Stored data
((

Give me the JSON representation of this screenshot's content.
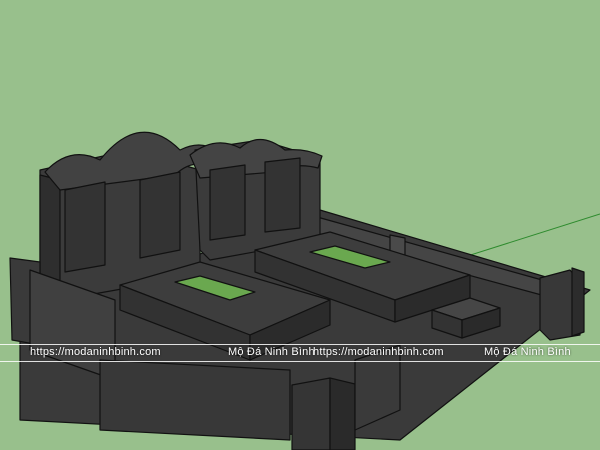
{
  "scene": {
    "background_color": "#98c08c",
    "stone_color": "#3c3c3c",
    "stone_dark": "#2a2a2a",
    "stone_light": "#4e4e4e",
    "edge_color": "#111111",
    "glass_color": "#6aa84f",
    "axis_color": "#2e8b2e"
  },
  "watermark": {
    "url_1": "https://modaninhbinh.com",
    "brand_1": "Mộ Đá Ninh Bình",
    "url_2": "https://modaninhbinh.com",
    "brand_2": "Mộ Đá Ninh Bình"
  }
}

))

Problem
Transcribe each entry above exactly, apart from the pictures.

Complete response
Give me the JSON representation of this screenshot's content.
{
  "scene": {
    "background_color": "#98c08c",
    "stone_color": "#3c3c3c",
    "stone_dark": "#2a2a2a",
    "stone_light": "#4e4e4e",
    "edge_color": "#111111",
    "glass_color": "#6aa84f",
    "axis_color": "#2e8b2e"
  },
  "watermark": {
    "url_1": "https://modaninhbinh.com",
    "brand_1": "Mộ Đá Ninh Bình",
    "url_2": "https://modaninhbinh.com",
    "brand_2": "Mộ Đá Ninh Bình"
  }
}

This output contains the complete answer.